● **TO BE DONE**: Check every line in the records below for the word "screenshot" and report how many have it, nothing more.
-- SOURCE MATERIAL start --
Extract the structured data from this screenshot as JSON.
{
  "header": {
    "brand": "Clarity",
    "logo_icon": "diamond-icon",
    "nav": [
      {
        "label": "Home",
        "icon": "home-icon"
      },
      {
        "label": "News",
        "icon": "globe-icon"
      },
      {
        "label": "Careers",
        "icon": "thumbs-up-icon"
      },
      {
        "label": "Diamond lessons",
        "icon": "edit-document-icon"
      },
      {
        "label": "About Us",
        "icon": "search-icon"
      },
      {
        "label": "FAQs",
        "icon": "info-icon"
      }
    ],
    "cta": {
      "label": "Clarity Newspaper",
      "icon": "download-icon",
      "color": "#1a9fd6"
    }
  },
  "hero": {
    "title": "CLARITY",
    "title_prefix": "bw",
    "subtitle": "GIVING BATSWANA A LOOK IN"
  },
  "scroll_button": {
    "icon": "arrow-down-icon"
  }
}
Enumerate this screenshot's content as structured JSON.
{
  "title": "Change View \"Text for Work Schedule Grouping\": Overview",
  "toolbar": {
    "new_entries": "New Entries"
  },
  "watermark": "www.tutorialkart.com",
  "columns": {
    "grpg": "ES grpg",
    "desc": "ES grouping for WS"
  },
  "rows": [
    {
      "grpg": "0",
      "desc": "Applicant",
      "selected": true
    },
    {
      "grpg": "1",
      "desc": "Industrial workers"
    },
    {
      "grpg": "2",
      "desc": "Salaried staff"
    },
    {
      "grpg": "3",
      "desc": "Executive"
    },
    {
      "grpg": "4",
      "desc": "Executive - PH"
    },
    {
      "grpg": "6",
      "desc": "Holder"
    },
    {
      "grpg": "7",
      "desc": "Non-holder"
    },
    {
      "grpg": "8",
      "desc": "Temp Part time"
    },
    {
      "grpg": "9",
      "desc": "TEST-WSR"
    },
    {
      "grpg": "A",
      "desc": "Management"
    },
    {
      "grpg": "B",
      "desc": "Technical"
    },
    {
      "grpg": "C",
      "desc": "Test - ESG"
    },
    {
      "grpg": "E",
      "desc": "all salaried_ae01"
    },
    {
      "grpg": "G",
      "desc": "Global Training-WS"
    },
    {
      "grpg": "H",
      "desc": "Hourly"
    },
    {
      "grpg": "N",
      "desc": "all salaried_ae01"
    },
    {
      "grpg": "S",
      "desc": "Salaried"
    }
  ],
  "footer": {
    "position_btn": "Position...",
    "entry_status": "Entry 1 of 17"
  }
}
-- SOURCE MATERIAL end --
● **RESPONSE TO THE TASK**: 2